## EXCERPTED RECORDS

※

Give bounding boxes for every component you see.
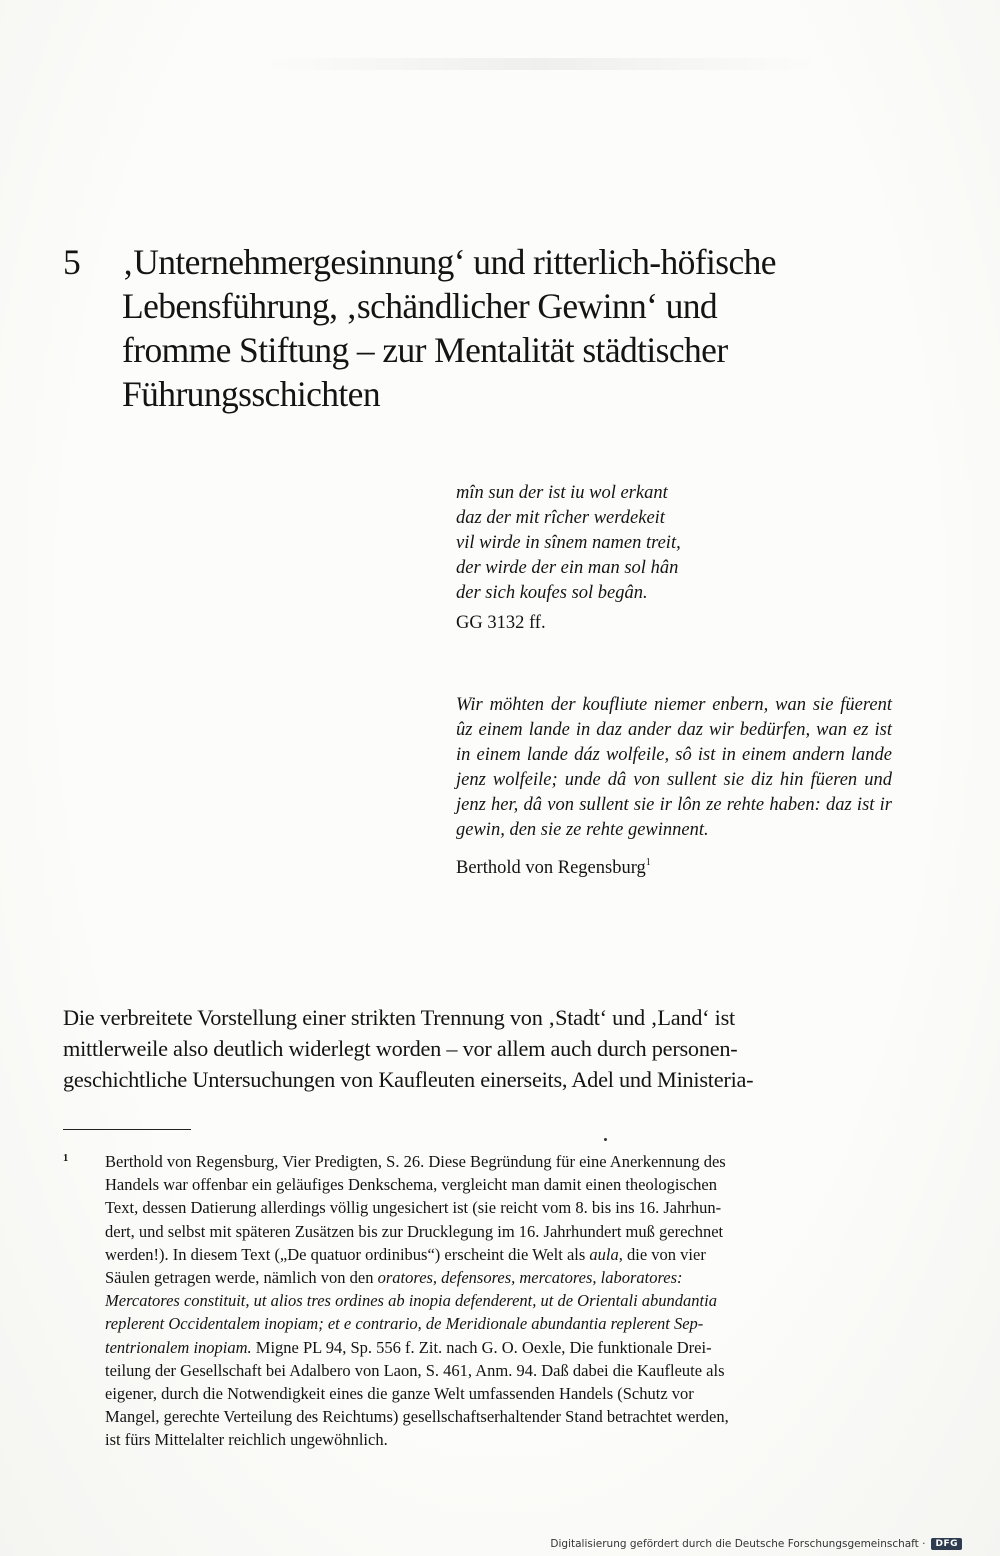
chapter-number: 5 [63, 242, 81, 282]
chapter-title-line: Lebensführung, ‚schändlicher Gewinn‘ und [122, 286, 718, 326]
quote-source [456, 850, 892, 881]
verse-line: der sich koufes sol begân. [456, 583, 648, 603]
footnote-separator [63, 1129, 191, 1130]
footnote-line [63, 1289, 893, 1312]
footnote-line: ist fürs Mittelalter reichlich ungewöhnlich. [105, 1430, 388, 1450]
body-line: mittlerweile also deutlich widerlegt worden – vor allem auch durch personen- [63, 1036, 738, 1061]
body-line: geschichtliche Untersuchungen von Kaufleuten einerseits, Adel und Ministeria- [63, 1067, 754, 1092]
footnote-line: teilung der Gesellschaft bei Adalbero von Laon, S. 461, Anm. 94. Daß dabei die Kaufleute als [105, 1360, 725, 1380]
footnote-line [63, 1243, 893, 1266]
quote-text: Wir möhten der koufliute niemer enbern, wan sie füerent ûz einem lande in daz ander daz wir bedürfen, wan ez ist in einem lande dáz wolfeile, sô ist in einem andern lande jenz wolfeile; unde dâ von sullent sie diz hin füeren und jenz her, dâ von sullent sie ir lôn ze rehte haben: daz ist ir gewin, den sie ze rehte gewinnent. [456, 695, 892, 840]
footnote-line: dert, und selbst mit späteren Zusätzen bis zur Drucklegung im 16. Jahrhundert muß gerechnet [105, 1221, 724, 1241]
quote-source: GG 3132 ff. [456, 613, 546, 633]
verse-line: daz der mit rîcher werdekeit [456, 508, 665, 528]
footnote-line: eigener, durch die Notwendigkeit eines die ganze Welt umfassenden Handels (Schutz vor [105, 1384, 694, 1404]
chapter-title-line: fromme Stiftung – zur Mentalität städtischer [122, 330, 728, 370]
footnote-line [63, 1266, 893, 1289]
verse-line: der wirde der ein man sol hân [456, 558, 679, 578]
footnote-line [63, 1336, 893, 1359]
chapter-heading [63, 240, 863, 416]
body-paragraph [63, 1002, 890, 1095]
digitization-credit [550, 1538, 962, 1550]
quote-source-author: Berthold von Regensburg [456, 858, 646, 878]
credit-text: Digitalisierung gefördert durch die Deutsche Forschungsgemeinschaft · [550, 1538, 926, 1550]
footnote-line [63, 1312, 893, 1335]
footnote-italic: Mercatores constituit, ut alios tres ordines ab inopia defenderent, ut de Orientali abundantia [105, 1291, 717, 1311]
footnote-line: Text, dessen Datierung allerdings völlig ungesichert ist (sie reicht vom 8. bis ins 16. Jahrhun- [105, 1198, 722, 1218]
footnote-text: werden!). In diesem Text („De quatuor ordinibus“) erscheint die Welt als [105, 1244, 586, 1264]
print-speck [604, 1138, 607, 1141]
footnote-italic: replerent Occidentalem inopiam; et e contrario, de Meridionale abundantia replerent Sep- [105, 1314, 704, 1334]
motto-verse-quote [456, 481, 681, 636]
footnote-text: Migne PL 94, Sp. 556 f. Zit. nach G. O. Oexle, Die funktionale Drei- [255, 1337, 712, 1357]
motto-prose-quote [456, 693, 892, 881]
footnote-text: , die von vier [618, 1244, 706, 1264]
footnote-reference[interactable]: 1 [645, 857, 651, 868]
footnote [63, 1150, 893, 1452]
chapter-title-line: Führungsschichten [122, 374, 380, 414]
bleed-through-shadow [260, 58, 820, 70]
verse-line: mîn sun der ist iu wol erkant [456, 483, 668, 503]
footnote-line: Mangel, gerechte Verteilung des Reichtums) gesellschaftserhaltender Stand betrachtet werden, [105, 1407, 729, 1427]
footnote-line: Handels war offenbar ein geläufiges Denkschema, vergleicht man damit einen theologischen [105, 1175, 717, 1195]
footnote-italic: tentrionalem inopiam. [105, 1337, 252, 1357]
footnote-text: Säulen getragen werde, nämlich von den [105, 1268, 374, 1288]
footnote-line: Berthold von Regensburg, Vier Predigten, S. 26. Diese Begründung für eine Anerkennung des [105, 1152, 726, 1171]
footnote-mark: 1 [63, 1153, 69, 1164]
chapter-title-line: ‚Unternehmergesinnung‘ und ritterlich-höfische [122, 242, 776, 282]
footnote-italic: aula [589, 1244, 619, 1264]
verse-line: vil wirde in sînem namen treit, [456, 533, 681, 553]
body-line: Die verbreitete Vorstellung einer strikten Trennung von ‚Stadt‘ und ‚Land‘ ist [63, 1005, 735, 1030]
footnote-italic: oratores, defensores, mercatores, laboratores: [377, 1268, 683, 1288]
dfg-logo[interactable]: DFG [931, 1538, 962, 1550]
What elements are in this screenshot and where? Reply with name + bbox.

※

Copy the records above line for line without changing anything, and leave out the pictures.

Give bounding boxes for every component you see.
chapter-number: 5 [63, 242, 81, 282]
chapter-title-line: Lebensführung, ‚schändlicher Gewinn‘ und [122, 286, 718, 326]
quote-source [456, 850, 892, 881]
verse-line: der sich koufes sol begân. [456, 583, 648, 603]
footnote-separator [63, 1129, 191, 1130]
footnote-line [63, 1289, 893, 1312]
footnote-line: ist fürs Mittelalter reichlich ungewöhnlich. [105, 1430, 388, 1450]
body-line: mittlerweile also deutlich widerlegt worden – vor allem auch durch personen- [63, 1036, 738, 1061]
body-line: geschichtliche Untersuchungen von Kaufleuten einerseits, Adel und Ministeria- [63, 1067, 754, 1092]
footnote-line: teilung der Gesellschaft bei Adalbero von Laon, S. 461, Anm. 94. Daß dabei die Kaufleute als [105, 1360, 725, 1380]
footnote-line [63, 1243, 893, 1266]
quote-text: Wir möhten der koufliute niemer enbern, wan sie füerent ûz einem lande in daz ander daz wir bedürfen, wan ez ist in einem lande dáz wolfeile, sô ist in einem andern lande jenz wolfeile; unde dâ von sullent sie diz hin füeren und jenz her, dâ von sullent sie ir lôn ze rehte haben: daz ist ir gewin, den sie ze rehte gewinnent. [456, 695, 892, 840]
footnote-line: dert, und selbst mit späteren Zusätzen bis zur Drucklegung im 16. Jahrhundert muß gerechnet [105, 1221, 724, 1241]
quote-source: GG 3132 ff. [456, 613, 546, 633]
verse-line: daz der mit rîcher werdekeit [456, 508, 665, 528]
footnote-line: eigener, durch die Notwendigkeit eines die ganze Welt umfassenden Handels (Schutz vor [105, 1384, 694, 1404]
chapter-title-line: fromme Stiftung – zur Mentalität städtischer [122, 330, 728, 370]
footnote-line [63, 1266, 893, 1289]
verse-line: der wirde der ein man sol hân [456, 558, 679, 578]
footnote-line [63, 1336, 893, 1359]
chapter-heading [63, 240, 863, 416]
body-paragraph [63, 1002, 890, 1095]
digitization-credit [550, 1538, 962, 1550]
quote-source-author: Berthold von Regensburg [456, 858, 646, 878]
credit-text: Digitalisierung gefördert durch die Deutsche Forschungsgemeinschaft · [550, 1538, 926, 1550]
footnote-line [63, 1312, 893, 1335]
footnote-italic: Mercatores constituit, ut alios tres ordines ab inopia defenderent, ut de Orientali abundantia [105, 1291, 717, 1311]
footnote-line: Text, dessen Datierung allerdings völlig ungesichert ist (sie reicht vom 8. bis ins 16. Jahrhun- [105, 1198, 722, 1218]
footnote-text: werden!). In diesem Text („De quatuor ordinibus“) erscheint die Welt als [105, 1244, 586, 1264]
print-speck [604, 1138, 607, 1141]
footnote-italic: replerent Occidentalem inopiam; et e contrario, de Meridionale abundantia replerent Sep- [105, 1314, 704, 1334]
motto-verse-quote [456, 481, 681, 636]
footnote-text: Migne PL 94, Sp. 556 f. Zit. nach G. O. Oexle, Die funktionale Drei- [255, 1337, 712, 1357]
motto-prose-quote [456, 693, 892, 881]
footnote-text: , die von vier [618, 1244, 706, 1264]
footnote-reference[interactable]: 1 [645, 857, 651, 868]
footnote [63, 1150, 893, 1452]
chapter-title-line: Führungsschichten [122, 374, 380, 414]
bleed-through-shadow [260, 58, 820, 70]
verse-line: mîn sun der ist iu wol erkant [456, 483, 668, 503]
footnote-line: Mangel, gerechte Verteilung des Reichtums) gesellschaftserhaltender Stand betrachtet werden, [105, 1407, 729, 1427]
footnote-line: Handels war offenbar ein geläufiges Denkschema, vergleicht man damit einen theologischen [105, 1175, 717, 1195]
footnote-italic: tentrionalem inopiam. [105, 1337, 252, 1357]
footnote-text: Säulen getragen werde, nämlich von den [105, 1268, 374, 1288]
footnote-line: Berthold von Regensburg, Vier Predigten, S. 26. Diese Begründung für eine Anerkennung des [105, 1152, 726, 1171]
footnote-mark: 1 [63, 1153, 69, 1164]
chapter-title-line: ‚Unternehmergesinnung‘ und ritterlich-höfische [122, 242, 776, 282]
footnote-italic: aula [589, 1244, 619, 1264]
verse-line: vil wirde in sînem namen treit, [456, 533, 681, 553]
body-line: Die verbreitete Vorstellung einer strikten Trennung von ‚Stadt‘ und ‚Land‘ ist [63, 1005, 735, 1030]
footnote-italic: oratores, defensores, mercatores, laboratores: [377, 1268, 683, 1288]
dfg-logo[interactable]: DFG [931, 1538, 962, 1550]
What elements are in this screenshot and where? Reply with name + bbox.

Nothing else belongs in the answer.